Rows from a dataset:
────

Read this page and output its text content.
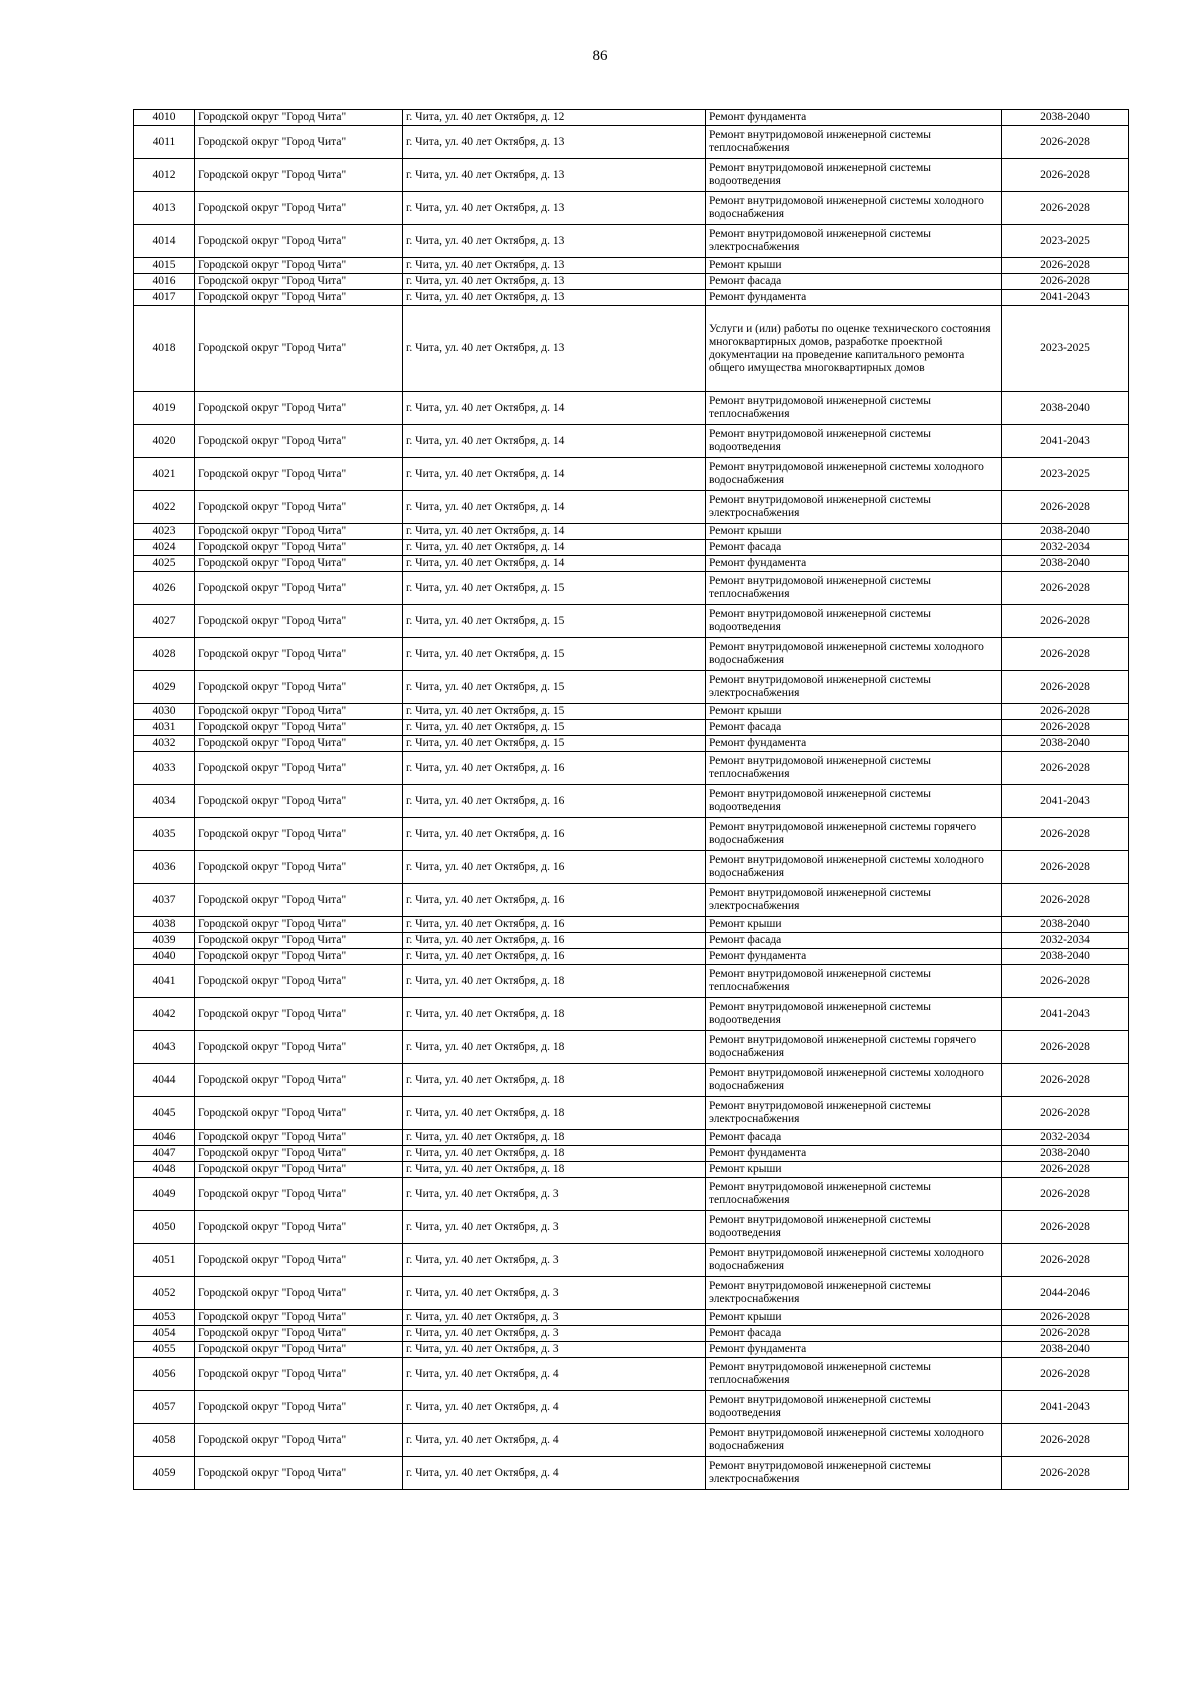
86
4010	Городской округ "Город Чита"	г. Чита, ул. 40 лет Октября, д. 12	Ремонт фундамента	2038-2040
4011	Городской округ "Город Чита"	г. Чита, ул. 40 лет Октября, д. 13	Ремонт внутридомовой инженерной системы теплоснабжения	2026-2028
4012	Городской округ "Город Чита"	г. Чита, ул. 40 лет Октября, д. 13	Ремонт внутридомовой инженерной системы водоотведения	2026-2028
4013	Городской округ "Город Чита"	г. Чита, ул. 40 лет Октября, д. 13	Ремонт внутридомовой инженерной системы холодного водоснабжения	2026-2028
4014	Городской округ "Город Чита"	г. Чита, ул. 40 лет Октября, д. 13	Ремонт внутридомовой инженерной системы электроснабжения	2023-2025
4015	Городской округ "Город Чита"	г. Чита, ул. 40 лет Октября, д. 13	Ремонт крыши	2026-2028
4016	Городской округ "Город Чита"	г. Чита, ул. 40 лет Октября, д. 13	Ремонт фасада	2026-2028
4017	Городской округ "Город Чита"	г. Чита, ул. 40 лет Октября, д. 13	Ремонт фундамента	2041-2043
4018	Городской округ "Город Чита"	г. Чита, ул. 40 лет Октября, д. 13	Услуги и (или) работы по оценке технического состояния многоквартирных домов, разработке проектной документации на проведение капитального ремонта общего имущества многоквартирных домов	2023-2025
4019	Городской округ "Город Чита"	г. Чита, ул. 40 лет Октября, д. 14	Ремонт внутридомовой инженерной системы теплоснабжения	2038-2040
4020	Городской округ "Город Чита"	г. Чита, ул. 40 лет Октября, д. 14	Ремонт внутридомовой инженерной системы водоотведения	2041-2043
4021	Городской округ "Город Чита"	г. Чита, ул. 40 лет Октября, д. 14	Ремонт внутридомовой инженерной системы холодного водоснабжения	2023-2025
4022	Городской округ "Город Чита"	г. Чита, ул. 40 лет Октября, д. 14	Ремонт внутридомовой инженерной системы электроснабжения	2026-2028
4023	Городской округ "Город Чита"	г. Чита, ул. 40 лет Октября, д. 14	Ремонт крыши	2038-2040
4024	Городской округ "Город Чита"	г. Чита, ул. 40 лет Октября, д. 14	Ремонт фасада	2032-2034
4025	Городской округ "Город Чита"	г. Чита, ул. 40 лет Октября, д. 14	Ремонт фундамента	2038-2040
4026	Городской округ "Город Чита"	г. Чита, ул. 40 лет Октября, д. 15	Ремонт внутридомовой инженерной системы теплоснабжения	2026-2028
4027	Городской округ "Город Чита"	г. Чита, ул. 40 лет Октября, д. 15	Ремонт внутридомовой инженерной системы водоотведения	2026-2028
4028	Городской округ "Город Чита"	г. Чита, ул. 40 лет Октября, д. 15	Ремонт внутридомовой инженерной системы холодного водоснабжения	2026-2028
4029	Городской округ "Город Чита"	г. Чита, ул. 40 лет Октября, д. 15	Ремонт внутридомовой инженерной системы электроснабжения	2026-2028
4030	Городской округ "Город Чита"	г. Чита, ул. 40 лет Октября, д. 15	Ремонт крыши	2026-2028
4031	Городской округ "Город Чита"	г. Чита, ул. 40 лет Октября, д. 15	Ремонт фасада	2026-2028
4032	Городской округ "Город Чита"	г. Чита, ул. 40 лет Октября, д. 15	Ремонт фундамента	2038-2040
4033	Городской округ "Город Чита"	г. Чита, ул. 40 лет Октября, д. 16	Ремонт внутридомовой инженерной системы теплоснабжения	2026-2028
4034	Городской округ "Город Чита"	г. Чита, ул. 40 лет Октября, д. 16	Ремонт внутридомовой инженерной системы водоотведения	2041-2043
4035	Городской округ "Город Чита"	г. Чита, ул. 40 лет Октября, д. 16	Ремонт внутридомовой инженерной системы горячего водоснабжения	2026-2028
4036	Городской округ "Город Чита"	г. Чита, ул. 40 лет Октября, д. 16	Ремонт внутридомовой инженерной системы холодного водоснабжения	2026-2028
4037	Городской округ "Город Чита"	г. Чита, ул. 40 лет Октября, д. 16	Ремонт внутридомовой инженерной системы электроснабжения	2026-2028
4038	Городской округ "Город Чита"	г. Чита, ул. 40 лет Октября, д. 16	Ремонт крыши	2038-2040
4039	Городской округ "Город Чита"	г. Чита, ул. 40 лет Октября, д. 16	Ремонт фасада	2032-2034
4040	Городской округ "Город Чита"	г. Чита, ул. 40 лет Октября, д. 16	Ремонт фундамента	2038-2040
4041	Городской округ "Город Чита"	г. Чита, ул. 40 лет Октября, д. 18	Ремонт внутридомовой инженерной системы теплоснабжения	2026-2028
4042	Городской округ "Город Чита"	г. Чита, ул. 40 лет Октября, д. 18	Ремонт внутридомовой инженерной системы водоотведения	2041-2043
4043	Городской округ "Город Чита"	г. Чита, ул. 40 лет Октября, д. 18	Ремонт внутридомовой инженерной системы горячего водоснабжения	2026-2028
4044	Городской округ "Город Чита"	г. Чита, ул. 40 лет Октября, д. 18	Ремонт внутридомовой инженерной системы холодного водоснабжения	2026-2028
4045	Городской округ "Город Чита"	г. Чита, ул. 40 лет Октября, д. 18	Ремонт внутридомовой инженерной системы электроснабжения	2026-2028
4046	Городской округ "Город Чита"	г. Чита, ул. 40 лет Октября, д. 18	Ремонт фасада	2032-2034
4047	Городской округ "Город Чита"	г. Чита, ул. 40 лет Октября, д. 18	Ремонт фундамента	2038-2040
4048	Городской округ "Город Чита"	г. Чита, ул. 40 лет Октября, д. 18	Ремонт крыши	2026-2028
4049	Городской округ "Город Чита"	г. Чита, ул. 40 лет Октября, д. 3	Ремонт внутридомовой инженерной системы теплоснабжения	2026-2028
4050	Городской округ "Город Чита"	г. Чита, ул. 40 лет Октября, д. 3	Ремонт внутридомовой инженерной системы водоотведения	2026-2028
4051	Городской округ "Город Чита"	г. Чита, ул. 40 лет Октября, д. 3	Ремонт внутридомовой инженерной системы холодного водоснабжения	2026-2028
4052	Городской округ "Город Чита"	г. Чита, ул. 40 лет Октября, д. 3	Ремонт внутридомовой инженерной системы электроснабжения	2044-2046
4053	Городской округ "Город Чита"	г. Чита, ул. 40 лет Октября, д. 3	Ремонт крыши	2026-2028
4054	Городской округ "Город Чита"	г. Чита, ул. 40 лет Октября, д. 3	Ремонт фасада	2026-2028
4055	Городской округ "Город Чита"	г. Чита, ул. 40 лет Октября, д. 3	Ремонт фундамента	2038-2040
4056	Городской округ "Город Чита"	г. Чита, ул. 40 лет Октября, д. 4	Ремонт внутридомовой инженерной системы теплоснабжения	2026-2028
4057	Городской округ "Город Чита"	г. Чита, ул. 40 лет Октября, д. 4	Ремонт внутридомовой инженерной системы водоотведения	2041-2043
4058	Городской округ "Город Чита"	г. Чита, ул. 40 лет Октября, д. 4	Ремонт внутридомовой инженерной системы холодного водоснабжения	2026-2028
4059	Городской округ "Город Чита"	г. Чита, ул. 40 лет Октября, д. 4	Ремонт внутридомовой инженерной системы электроснабжения	2026-2028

────

■ **WHAT YOU NEED TO DO**
Of the lines in the entries, how many include the word "водоотведения"? State only the number.

■ **SOLUTION FOR THIS PROBLEM**
7